(Records from a data collection)
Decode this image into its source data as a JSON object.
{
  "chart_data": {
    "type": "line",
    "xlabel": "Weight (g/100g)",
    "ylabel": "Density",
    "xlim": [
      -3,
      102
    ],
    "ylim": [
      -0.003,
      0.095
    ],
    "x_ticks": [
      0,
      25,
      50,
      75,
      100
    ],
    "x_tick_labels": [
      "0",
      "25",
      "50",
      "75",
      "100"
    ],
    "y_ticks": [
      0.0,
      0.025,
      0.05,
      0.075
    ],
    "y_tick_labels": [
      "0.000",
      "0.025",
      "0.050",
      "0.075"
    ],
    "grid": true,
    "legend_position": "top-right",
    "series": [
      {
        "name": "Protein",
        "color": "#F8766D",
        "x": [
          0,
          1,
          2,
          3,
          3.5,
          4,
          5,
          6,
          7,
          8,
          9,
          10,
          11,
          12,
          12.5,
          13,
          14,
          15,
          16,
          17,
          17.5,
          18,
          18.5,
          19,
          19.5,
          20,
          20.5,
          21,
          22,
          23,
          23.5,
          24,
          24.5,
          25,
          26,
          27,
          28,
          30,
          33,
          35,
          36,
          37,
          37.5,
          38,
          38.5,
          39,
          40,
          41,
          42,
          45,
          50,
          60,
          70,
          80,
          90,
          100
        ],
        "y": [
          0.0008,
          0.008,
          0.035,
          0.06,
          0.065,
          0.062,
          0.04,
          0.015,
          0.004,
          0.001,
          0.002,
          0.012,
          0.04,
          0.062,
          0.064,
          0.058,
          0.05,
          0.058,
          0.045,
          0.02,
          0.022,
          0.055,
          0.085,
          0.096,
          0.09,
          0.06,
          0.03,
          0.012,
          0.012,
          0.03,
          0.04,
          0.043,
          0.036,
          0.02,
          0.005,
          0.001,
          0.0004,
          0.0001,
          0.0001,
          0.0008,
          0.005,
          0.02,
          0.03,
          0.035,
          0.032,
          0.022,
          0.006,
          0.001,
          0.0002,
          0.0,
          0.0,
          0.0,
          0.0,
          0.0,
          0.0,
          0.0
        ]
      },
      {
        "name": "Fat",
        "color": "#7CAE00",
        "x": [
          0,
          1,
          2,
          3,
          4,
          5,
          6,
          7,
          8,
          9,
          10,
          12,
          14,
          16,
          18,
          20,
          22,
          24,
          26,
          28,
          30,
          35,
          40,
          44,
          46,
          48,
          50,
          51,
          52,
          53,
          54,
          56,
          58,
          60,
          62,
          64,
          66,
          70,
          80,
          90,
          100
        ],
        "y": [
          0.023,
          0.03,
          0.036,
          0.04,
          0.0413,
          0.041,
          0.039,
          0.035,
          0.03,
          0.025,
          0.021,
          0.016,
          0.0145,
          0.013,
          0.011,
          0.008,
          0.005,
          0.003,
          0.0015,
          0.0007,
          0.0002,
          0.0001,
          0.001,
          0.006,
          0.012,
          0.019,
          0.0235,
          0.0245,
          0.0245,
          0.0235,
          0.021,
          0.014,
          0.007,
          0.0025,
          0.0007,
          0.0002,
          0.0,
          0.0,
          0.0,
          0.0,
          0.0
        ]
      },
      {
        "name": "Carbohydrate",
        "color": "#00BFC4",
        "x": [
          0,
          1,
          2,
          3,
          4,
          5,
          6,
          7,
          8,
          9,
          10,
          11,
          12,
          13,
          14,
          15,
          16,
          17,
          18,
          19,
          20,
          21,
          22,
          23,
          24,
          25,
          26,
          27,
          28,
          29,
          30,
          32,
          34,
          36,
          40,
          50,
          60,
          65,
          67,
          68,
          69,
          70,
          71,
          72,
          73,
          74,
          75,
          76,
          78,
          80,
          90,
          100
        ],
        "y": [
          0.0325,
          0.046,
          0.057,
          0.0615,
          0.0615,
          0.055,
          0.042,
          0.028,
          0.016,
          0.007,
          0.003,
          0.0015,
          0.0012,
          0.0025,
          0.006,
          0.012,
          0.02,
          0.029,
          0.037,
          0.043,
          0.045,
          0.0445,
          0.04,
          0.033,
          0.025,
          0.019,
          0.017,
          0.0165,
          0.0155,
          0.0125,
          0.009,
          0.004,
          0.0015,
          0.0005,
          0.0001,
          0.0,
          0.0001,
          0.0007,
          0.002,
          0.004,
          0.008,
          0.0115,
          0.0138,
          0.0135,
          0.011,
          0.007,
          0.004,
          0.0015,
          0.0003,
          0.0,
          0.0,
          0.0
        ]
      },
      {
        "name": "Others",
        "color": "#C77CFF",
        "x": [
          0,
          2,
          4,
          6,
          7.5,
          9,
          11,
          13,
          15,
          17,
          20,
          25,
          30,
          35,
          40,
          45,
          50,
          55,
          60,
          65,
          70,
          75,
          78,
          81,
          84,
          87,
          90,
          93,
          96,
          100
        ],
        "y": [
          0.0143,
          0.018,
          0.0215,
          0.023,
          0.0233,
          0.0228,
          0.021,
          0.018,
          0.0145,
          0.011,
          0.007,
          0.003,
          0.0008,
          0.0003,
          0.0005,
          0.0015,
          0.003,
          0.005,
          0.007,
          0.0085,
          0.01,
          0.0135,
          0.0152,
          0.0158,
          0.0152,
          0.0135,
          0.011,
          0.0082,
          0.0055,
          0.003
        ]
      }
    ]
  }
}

▶ [REQUIREMENT]
Print out every record again, exactly and in full.

▶ [RESPONSE]
Decode this image into its source data as a JSON object.
{
  "chart_data": {
    "type": "line",
    "xlabel": "Weight (g/100g)",
    "ylabel": "Density",
    "xlim": [
      -3,
      102
    ],
    "ylim": [
      -0.003,
      0.095
    ],
    "x_ticks": [
      0,
      25,
      50,
      75,
      100
    ],
    "x_tick_labels": [
      "0",
      "25",
      "50",
      "75",
      "100"
    ],
    "y_ticks": [
      0.0,
      0.025,
      0.05,
      0.075
    ],
    "y_tick_labels": [
      "0.000",
      "0.025",
      "0.050",
      "0.075"
    ],
    "grid": true,
    "legend_position": "top-right",
    "series": [
      {
        "name": "Protein",
        "color": "#F8766D",
        "x": [
          0,
          1,
          2,
          3,
          3.5,
          4,
          5,
          6,
          7,
          8,
          9,
          10,
          11,
          12,
          12.5,
          13,
          14,
          15,
          16,
          17,
          17.5,
          18,
          18.5,
          19,
          19.5,
          20,
          20.5,
          21,
          22,
          23,
          23.5,
          24,
          24.5,
          25,
          26,
          27,
          28,
          30,
          33,
          35,
          36,
          37,
          37.5,
          38,
          38.5,
          39,
          40,
          41,
          42,
          45,
          50,
          60,
          70,
          80,
          90,
          100
        ],
        "y": [
          0.0008,
          0.008,
          0.035,
          0.06,
          0.065,
          0.062,
          0.04,
          0.015,
          0.004,
          0.001,
          0.002,
          0.012,
          0.04,
          0.062,
          0.064,
          0.058,
          0.05,
          0.058,
          0.045,
          0.02,
          0.022,
          0.055,
          0.085,
          0.096,
          0.09,
          0.06,
          0.03,
          0.012,
          0.012,
          0.03,
          0.04,
          0.043,
          0.036,
          0.02,
          0.005,
          0.001,
          0.0004,
          0.0001,
          0.0001,
          0.0008,
          0.005,
          0.02,
          0.03,
          0.035,
          0.032,
          0.022,
          0.006,
          0.001,
          0.0002,
          0.0,
          0.0,
          0.0,
          0.0,
          0.0,
          0.0,
          0.0
        ]
      },
      {
        "name": "Fat",
        "color": "#7CAE00",
        "x": [
          0,
          1,
          2,
          3,
          4,
          5,
          6,
          7,
          8,
          9,
          10,
          12,
          14,
          16,
          18,
          20,
          22,
          24,
          26,
          28,
          30,
          35,
          40,
          44,
          46,
          48,
          50,
          51,
          52,
          53,
          54,
          56,
          58,
          60,
          62,
          64,
          66,
          70,
          80,
          90,
          100
        ],
        "y": [
          0.023,
          0.03,
          0.036,
          0.04,
          0.0413,
          0.041,
          0.039,
          0.035,
          0.03,
          0.025,
          0.021,
          0.016,
          0.0145,
          0.013,
          0.011,
          0.008,
          0.005,
          0.003,
          0.0015,
          0.0007,
          0.0002,
          0.0001,
          0.001,
          0.006,
          0.012,
          0.019,
          0.0235,
          0.0245,
          0.0245,
          0.0235,
          0.021,
          0.014,
          0.007,
          0.0025,
          0.0007,
          0.0002,
          0.0,
          0.0,
          0.0,
          0.0,
          0.0
        ]
      },
      {
        "name": "Carbohydrate",
        "color": "#00BFC4",
        "x": [
          0,
          1,
          2,
          3,
          4,
          5,
          6,
          7,
          8,
          9,
          10,
          11,
          12,
          13,
          14,
          15,
          16,
          17,
          18,
          19,
          20,
          21,
          22,
          23,
          24,
          25,
          26,
          27,
          28,
          29,
          30,
          32,
          34,
          36,
          40,
          50,
          60,
          65,
          67,
          68,
          69,
          70,
          71,
          72,
          73,
          74,
          75,
          76,
          78,
          80,
          90,
          100
        ],
        "y": [
          0.0325,
          0.046,
          0.057,
          0.0615,
          0.0615,
          0.055,
          0.042,
          0.028,
          0.016,
          0.007,
          0.003,
          0.0015,
          0.0012,
          0.0025,
          0.006,
          0.012,
          0.02,
          0.029,
          0.037,
          0.043,
          0.045,
          0.0445,
          0.04,
          0.033,
          0.025,
          0.019,
          0.017,
          0.0165,
          0.0155,
          0.0125,
          0.009,
          0.004,
          0.0015,
          0.0005,
          0.0001,
          0.0,
          0.0001,
          0.0007,
          0.002,
          0.004,
          0.008,
          0.0115,
          0.0138,
          0.0135,
          0.011,
          0.007,
          0.004,
          0.0015,
          0.0003,
          0.0,
          0.0,
          0.0
        ]
      },
      {
        "name": "Others",
        "color": "#C77CFF",
        "x": [
          0,
          2,
          4,
          6,
          7.5,
          9,
          11,
          13,
          15,
          17,
          20,
          25,
          30,
          35,
          40,
          45,
          50,
          55,
          60,
          65,
          70,
          75,
          78,
          81,
          84,
          87,
          90,
          93,
          96,
          100
        ],
        "y": [
          0.0143,
          0.018,
          0.0215,
          0.023,
          0.0233,
          0.0228,
          0.021,
          0.018,
          0.0145,
          0.011,
          0.007,
          0.003,
          0.0008,
          0.0003,
          0.0005,
          0.0015,
          0.003,
          0.005,
          0.007,
          0.0085,
          0.01,
          0.0135,
          0.0152,
          0.0158,
          0.0152,
          0.0135,
          0.011,
          0.0082,
          0.0055,
          0.003
        ]
      }
    ]
  }
}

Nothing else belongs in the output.